* Saved entries
********************

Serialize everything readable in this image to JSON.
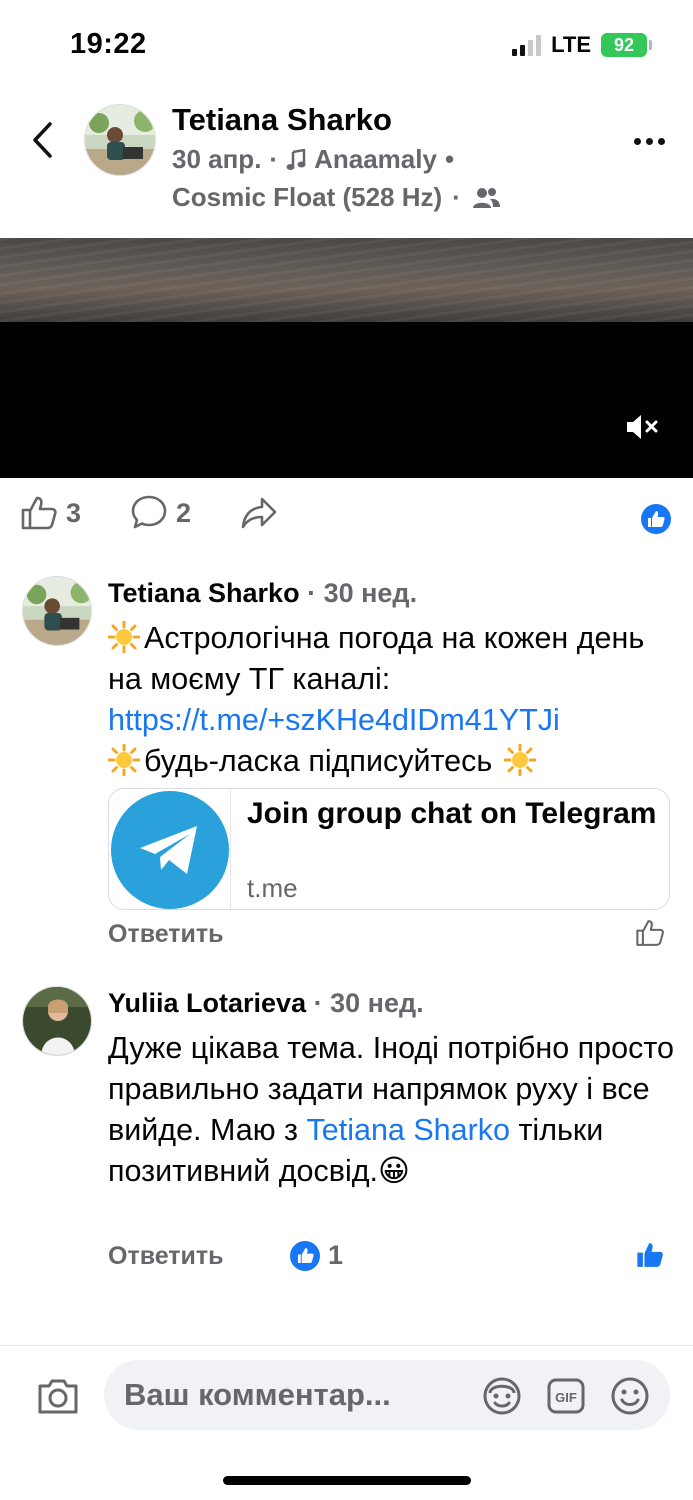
{
  "status_bar": {
    "time": "19:22",
    "network": "LTE",
    "battery": "92"
  },
  "header": {
    "author": "Tetiana Sharko",
    "date": "30 апр.",
    "music_artist": "Anaamaly",
    "music_track": "Cosmic Float (528 Hz)",
    "icons": [
      "back-icon",
      "music-note-icon",
      "friends-icon",
      "more-icon"
    ]
  },
  "actions": {
    "likes": "3",
    "comments": "2"
  },
  "comments": [
    {
      "author": "Tetiana Sharko",
      "time": "· 30 нед.",
      "text_part1": "Астрологічна погода  на кожен день на моєму ТГ каналі: ",
      "link": "https://t.me/+szKHe4dIDm41YTJi",
      "text_part2": "будь-ласка підписуйтесь",
      "card": {
        "title": "Join group chat on Telegram",
        "domain": "t.me"
      },
      "reply_label": "Ответить"
    },
    {
      "author": "Yuliia Lotarieva",
      "time": "· 30 нед.",
      "text_part1": "Дуже цікава тема. Іноді потрібно просто правильно задати напрямок руху і все вийде. Маю з ",
      "mention": "Tetiana Sharko",
      "text_part2": " тільки позитивний досвід.",
      "emoji": "😀",
      "reply_label": "Ответить",
      "reaction_count": "1"
    }
  ],
  "composer": {
    "placeholder": "Ваш комментар..."
  },
  "colors": {
    "accent": "#1877f2",
    "secondary_text": "#65676b",
    "telegram": "#2aa1da",
    "battery": "#34c759"
  }
}
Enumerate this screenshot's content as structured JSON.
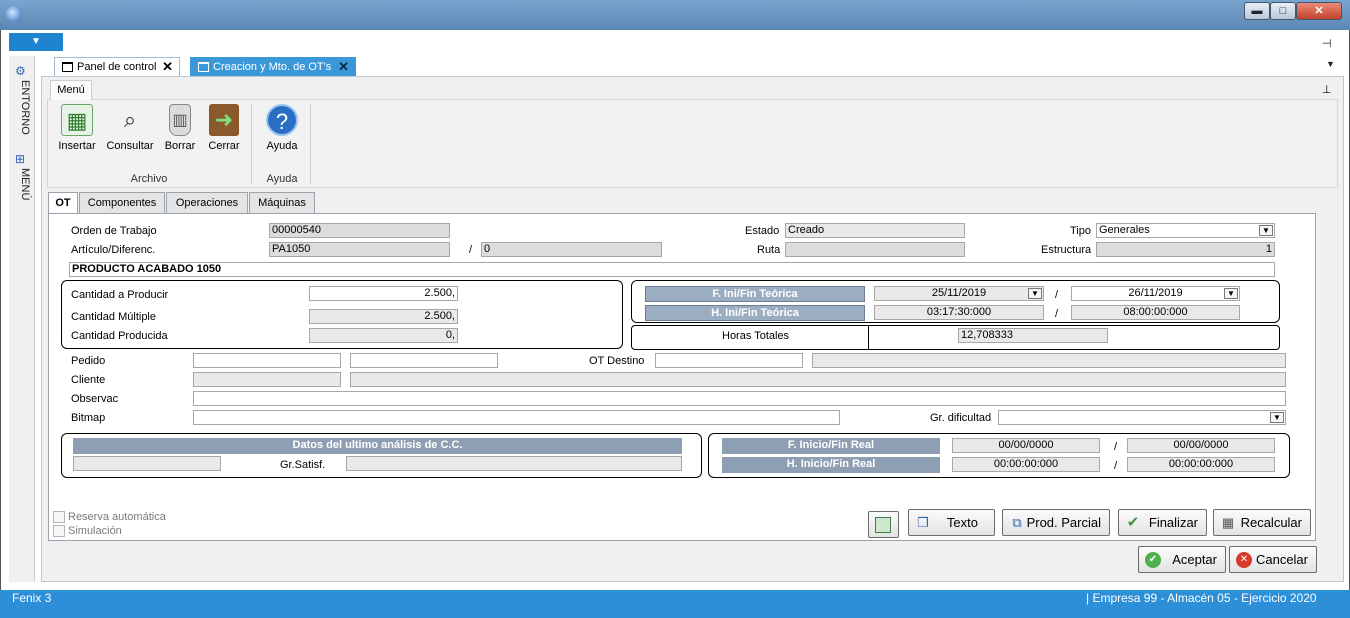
{
  "window": {
    "controls": {
      "minimize": "▬",
      "maximize": "□",
      "close": "✕"
    },
    "dropdown_glyph": "▼",
    "pin_glyph": "⊣",
    "tabs_overflow_glyph": "▼"
  },
  "side": {
    "entorno": "ENTORNO",
    "menu": "MENÚ"
  },
  "doc_tabs": [
    {
      "label": "Panel de control",
      "close": "✕"
    },
    {
      "label": "Creacion y Mto. de OT's",
      "close": "✕"
    }
  ],
  "ribbon": {
    "tab": "Menú",
    "pin": "⊥",
    "buttons": {
      "insertar": "Insertar",
      "consultar": "Consultar",
      "borrar": "Borrar",
      "cerrar": "Cerrar",
      "ayuda": "Ayuda"
    },
    "groups": {
      "archivo": "Archivo",
      "ayuda": "Ayuda"
    }
  },
  "form_tabs": [
    "OT",
    "Componentes",
    "Operaciones",
    "Máquinas"
  ],
  "ot": {
    "orden_label": "Orden de Trabajo",
    "orden": "00000540",
    "articulo_label": "Artículo/Diferenc.",
    "articulo": "PA1050",
    "slash": "/",
    "diferenc": "0",
    "estado_label": "Estado",
    "estado": "Creado",
    "ruta_label": "Ruta",
    "ruta": "",
    "tipo_label": "Tipo",
    "tipo": "Generales",
    "estructura_label": "Estructura",
    "estructura": "1",
    "descripcion": "PRODUCTO ACABADO 1050",
    "cantidad_producir_label": "Cantidad a Producir",
    "cantidad_producir": "2.500,",
    "cantidad_multiple_label": "Cantidad Múltiple",
    "cantidad_multiple": "2.500,",
    "cantidad_producida_label": "Cantidad Producida",
    "cantidad_producida": "0,",
    "f_teorica_label": "F. Ini/Fin Teórica",
    "f_ini": "25/11/2019",
    "f_fin": "26/11/2019",
    "h_teorica_label": "H. Ini/Fin Teórica",
    "h_ini": "03:17:30:000",
    "h_fin": "08:00:00:000",
    "horas_totales_label": "Horas Totales",
    "horas_totales": "12,708333",
    "pedido_label": "Pedido",
    "ot_destino_label": "OT Destino",
    "cliente_label": "Cliente",
    "observac_label": "Observac",
    "bitmap_label": "Bitmap",
    "gr_dificultad_label": "Gr. dificultad",
    "cc_title": "Datos del ultimo análisis de C.C.",
    "gr_satisf_label": "Gr.Satisf.",
    "f_real_label": "F. Inicio/Fin Real",
    "f_real_ini": "00/00/0000",
    "f_real_fin": "00/00/0000",
    "h_real_label": "H. Inicio/Fin Real",
    "h_real_ini": "00:00:00:000",
    "h_real_fin": "00:00:00:000",
    "reserva_label": "Reserva automática",
    "simulacion_label": "Simulación"
  },
  "buttons": {
    "texto": "Texto",
    "prod_parcial": "Prod. Parcial",
    "finalizar": "Finalizar",
    "recalcular": "Recalcular",
    "aceptar": "Aceptar",
    "cancelar": "Cancelar"
  },
  "status": {
    "app": "Fenix 3",
    "context": "| Empresa 99 -  Almacén 05 -  Ejercicio 2020"
  },
  "colors": {
    "accent": "#2c8fd8",
    "active_tab": "#3a98d8",
    "section_bar": "#8e9fb3"
  }
}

********************

* Request
Quote all the lines above exactly as given. Do not include the pictures.

* Worked solution
Serialize everything readable in this image to JSON.
{
  "status_bar": {
    "time": "19:22",
    "network": "LTE",
    "battery": "92"
  },
  "header": {
    "author": "Tetiana Sharko",
    "date": "30 апр.",
    "music_artist": "Anaamaly",
    "music_track": "Cosmic Float (528 Hz)",
    "icons": [
      "back-icon",
      "music-note-icon",
      "friends-icon",
      "more-icon"
    ]
  },
  "actions": {
    "likes": "3",
    "comments": "2"
  },
  "comments": [
    {
      "author": "Tetiana Sharko",
      "time": "· 30 нед.",
      "text_part1": "Астрологічна погода  на кожен день на моєму ТГ каналі: ",
      "link": "https://t.me/+szKHe4dIDm41YTJi",
      "text_part2": "будь-ласка підписуйтесь",
      "card": {
        "title": "Join group chat on Telegram",
        "domain": "t.me"
      },
      "reply_label": "Ответить"
    },
    {
      "author": "Yuliia Lotarieva",
      "time": "· 30 нед.",
      "text_part1": "Дуже цікава тема. Іноді потрібно просто правильно задати напрямок руху і все вийде. Маю з ",
      "mention": "Tetiana Sharko",
      "text_part2": " тільки позитивний досвід.",
      "emoji": "😀",
      "reply_label": "Ответить",
      "reaction_count": "1"
    }
  ],
  "composer": {
    "placeholder": "Ваш комментар..."
  },
  "colors": {
    "accent": "#1877f2",
    "secondary_text": "#65676b",
    "telegram": "#2aa1da",
    "battery": "#34c759"
  }
}
Enumerate this screenshot's content as structured JSON.
{
  "window": {
    "controls": {
      "minimize": "▬",
      "maximize": "□",
      "close": "✕"
    },
    "dropdown_glyph": "▼",
    "pin_glyph": "⊣",
    "tabs_overflow_glyph": "▼"
  },
  "side": {
    "entorno": "ENTORNO",
    "menu": "MENÚ"
  },
  "doc_tabs": [
    {
      "label": "Panel de control",
      "close": "✕"
    },
    {
      "label": "Creacion y Mto. de OT's",
      "close": "✕"
    }
  ],
  "ribbon": {
    "tab": "Menú",
    "pin": "⊥",
    "buttons": {
      "insertar": "Insertar",
      "consultar": "Consultar",
      "borrar": "Borrar",
      "cerrar": "Cerrar",
      "ayuda": "Ayuda"
    },
    "groups": {
      "archivo": "Archivo",
      "ayuda": "Ayuda"
    }
  },
  "form_tabs": [
    "OT",
    "Componentes",
    "Operaciones",
    "Máquinas"
  ],
  "ot": {
    "orden_label": "Orden de Trabajo",
    "orden": "00000540",
    "articulo_label": "Artículo/Diferenc.",
    "articulo": "PA1050",
    "slash": "/",
    "diferenc": "0",
    "estado_label": "Estado",
    "estado": "Creado",
    "ruta_label": "Ruta",
    "ruta": "",
    "tipo_label": "Tipo",
    "tipo": "Generales",
    "estructura_label": "Estructura",
    "estructura": "1",
    "descripcion": "PRODUCTO ACABADO 1050",
    "cantidad_producir_label": "Cantidad a Producir",
    "cantidad_producir": "2.500,",
    "cantidad_multiple_label": "Cantidad Múltiple",
    "cantidad_multiple": "2.500,",
    "cantidad_producida_label": "Cantidad Producida",
    "cantidad_producida": "0,",
    "f_teorica_label": "F. Ini/Fin Teórica",
    "f_ini": "25/11/2019",
    "f_fin": "26/11/2019",
    "h_teorica_label": "H. Ini/Fin Teórica",
    "h_ini": "03:17:30:000",
    "h_fin": "08:00:00:000",
    "horas_totales_label": "Horas Totales",
    "horas_totales": "12,708333",
    "pedido_label": "Pedido",
    "ot_destino_label": "OT Destino",
    "cliente_label": "Cliente",
    "observac_label": "Observac",
    "bitmap_label": "Bitmap",
    "gr_dificultad_label": "Gr. dificultad",
    "cc_title": "Datos del ultimo análisis de C.C.",
    "gr_satisf_label": "Gr.Satisf.",
    "f_real_label": "F. Inicio/Fin Real",
    "f_real_ini": "00/00/0000",
    "f_real_fin": "00/00/0000",
    "h_real_label": "H. Inicio/Fin Real",
    "h_real_ini": "00:00:00:000",
    "h_real_fin": "00:00:00:000",
    "reserva_label": "Reserva automática",
    "simulacion_label": "Simulación"
  },
  "buttons": {
    "texto": "Texto",
    "prod_parcial": "Prod. Parcial",
    "finalizar": "Finalizar",
    "recalcular": "Recalcular",
    "aceptar": "Aceptar",
    "cancelar": "Cancelar"
  },
  "status": {
    "app": "Fenix 3",
    "context": "| Empresa 99 -  Almacén 05 -  Ejercicio 2020"
  },
  "colors": {
    "accent": "#2c8fd8",
    "active_tab": "#3a98d8",
    "section_bar": "#8e9fb3"
  }
}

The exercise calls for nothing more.